_Task directions_: Pull out every line below that holds the word "color".

_Entries provided_:
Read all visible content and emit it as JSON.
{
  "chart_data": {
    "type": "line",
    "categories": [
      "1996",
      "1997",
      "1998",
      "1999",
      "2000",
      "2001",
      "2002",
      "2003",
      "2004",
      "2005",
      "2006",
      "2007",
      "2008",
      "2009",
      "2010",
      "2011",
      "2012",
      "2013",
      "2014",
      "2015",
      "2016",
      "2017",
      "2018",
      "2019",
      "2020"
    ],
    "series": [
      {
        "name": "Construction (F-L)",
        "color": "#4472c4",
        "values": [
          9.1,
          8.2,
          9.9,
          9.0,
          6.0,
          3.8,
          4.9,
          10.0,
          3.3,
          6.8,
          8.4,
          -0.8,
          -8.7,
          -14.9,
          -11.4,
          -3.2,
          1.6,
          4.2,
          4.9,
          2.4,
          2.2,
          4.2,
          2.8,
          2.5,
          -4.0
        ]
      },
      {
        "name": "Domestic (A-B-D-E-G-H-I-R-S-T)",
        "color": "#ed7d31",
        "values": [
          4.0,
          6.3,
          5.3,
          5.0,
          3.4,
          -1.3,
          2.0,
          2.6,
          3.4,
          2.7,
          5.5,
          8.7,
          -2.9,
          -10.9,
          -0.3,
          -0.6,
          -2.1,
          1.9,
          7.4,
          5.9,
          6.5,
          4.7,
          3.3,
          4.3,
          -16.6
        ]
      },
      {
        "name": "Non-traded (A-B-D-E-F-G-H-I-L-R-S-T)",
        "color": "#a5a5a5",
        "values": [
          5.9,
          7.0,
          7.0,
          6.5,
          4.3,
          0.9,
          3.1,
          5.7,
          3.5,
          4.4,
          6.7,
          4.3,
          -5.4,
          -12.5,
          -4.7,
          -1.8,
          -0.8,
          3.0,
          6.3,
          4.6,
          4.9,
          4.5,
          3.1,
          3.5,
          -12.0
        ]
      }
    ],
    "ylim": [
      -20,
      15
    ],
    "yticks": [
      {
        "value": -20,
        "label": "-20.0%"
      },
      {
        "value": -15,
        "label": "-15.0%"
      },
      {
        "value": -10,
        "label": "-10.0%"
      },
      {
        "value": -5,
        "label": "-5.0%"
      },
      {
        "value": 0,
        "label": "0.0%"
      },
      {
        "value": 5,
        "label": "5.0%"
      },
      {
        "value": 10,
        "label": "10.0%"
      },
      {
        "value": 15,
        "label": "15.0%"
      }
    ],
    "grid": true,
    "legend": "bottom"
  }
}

_Exercise result_:
        "color": "#4472c4",
        "color": "#ed7d31",
        "color": "#a5a5a5",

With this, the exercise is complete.